From the listing below, select every line where the word "values" appears.

* **Figure contents as structured data**
>> BEGIN
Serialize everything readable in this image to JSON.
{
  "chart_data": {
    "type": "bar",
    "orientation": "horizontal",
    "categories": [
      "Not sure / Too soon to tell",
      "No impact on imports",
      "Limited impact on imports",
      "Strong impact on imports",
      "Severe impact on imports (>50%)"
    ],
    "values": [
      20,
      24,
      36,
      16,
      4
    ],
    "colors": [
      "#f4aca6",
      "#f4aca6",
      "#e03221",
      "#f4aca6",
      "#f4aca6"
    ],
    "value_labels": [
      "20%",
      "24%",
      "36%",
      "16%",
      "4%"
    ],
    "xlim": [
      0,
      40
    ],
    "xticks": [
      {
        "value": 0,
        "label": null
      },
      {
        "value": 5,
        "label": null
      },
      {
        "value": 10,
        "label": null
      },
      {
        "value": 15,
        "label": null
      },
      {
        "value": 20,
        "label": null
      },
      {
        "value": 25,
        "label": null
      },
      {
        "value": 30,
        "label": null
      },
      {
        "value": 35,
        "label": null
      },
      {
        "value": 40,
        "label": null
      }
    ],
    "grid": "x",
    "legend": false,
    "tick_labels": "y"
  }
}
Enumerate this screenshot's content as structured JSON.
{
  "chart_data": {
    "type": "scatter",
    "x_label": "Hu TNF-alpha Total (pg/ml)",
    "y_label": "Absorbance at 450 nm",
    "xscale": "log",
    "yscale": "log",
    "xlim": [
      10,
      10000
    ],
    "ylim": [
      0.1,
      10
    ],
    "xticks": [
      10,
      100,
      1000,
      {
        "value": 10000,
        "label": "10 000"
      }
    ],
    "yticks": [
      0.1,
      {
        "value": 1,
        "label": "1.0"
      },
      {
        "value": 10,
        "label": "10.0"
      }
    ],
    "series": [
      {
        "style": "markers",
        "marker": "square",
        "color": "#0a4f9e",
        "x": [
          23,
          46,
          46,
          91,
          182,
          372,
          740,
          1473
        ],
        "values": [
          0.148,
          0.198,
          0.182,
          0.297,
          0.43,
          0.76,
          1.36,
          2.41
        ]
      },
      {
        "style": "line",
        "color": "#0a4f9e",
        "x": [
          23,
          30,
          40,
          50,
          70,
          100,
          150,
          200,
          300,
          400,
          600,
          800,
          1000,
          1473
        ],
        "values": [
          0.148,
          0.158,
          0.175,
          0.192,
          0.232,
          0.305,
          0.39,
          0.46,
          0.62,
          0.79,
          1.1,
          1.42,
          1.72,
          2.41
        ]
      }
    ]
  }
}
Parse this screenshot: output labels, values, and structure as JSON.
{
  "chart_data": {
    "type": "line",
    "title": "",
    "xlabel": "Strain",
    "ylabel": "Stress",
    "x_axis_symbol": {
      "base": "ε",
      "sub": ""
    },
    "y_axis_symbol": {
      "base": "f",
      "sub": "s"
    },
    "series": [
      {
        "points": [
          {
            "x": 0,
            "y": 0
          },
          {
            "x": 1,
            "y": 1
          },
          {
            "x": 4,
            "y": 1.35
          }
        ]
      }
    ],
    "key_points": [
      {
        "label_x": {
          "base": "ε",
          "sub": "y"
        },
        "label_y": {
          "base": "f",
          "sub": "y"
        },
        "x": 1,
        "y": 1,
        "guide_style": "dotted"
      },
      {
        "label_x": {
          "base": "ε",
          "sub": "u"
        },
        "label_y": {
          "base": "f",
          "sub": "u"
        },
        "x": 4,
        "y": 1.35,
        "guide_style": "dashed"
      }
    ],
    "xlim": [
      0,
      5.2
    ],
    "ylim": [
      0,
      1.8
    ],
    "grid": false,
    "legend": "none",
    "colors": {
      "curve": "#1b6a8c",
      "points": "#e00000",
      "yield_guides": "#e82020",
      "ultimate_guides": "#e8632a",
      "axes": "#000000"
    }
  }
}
>> END
* **FINAL RESULT**
    "values": [
        "values": [
        "values": [
Parse this screenshot: output labels, values, and structure as JSON.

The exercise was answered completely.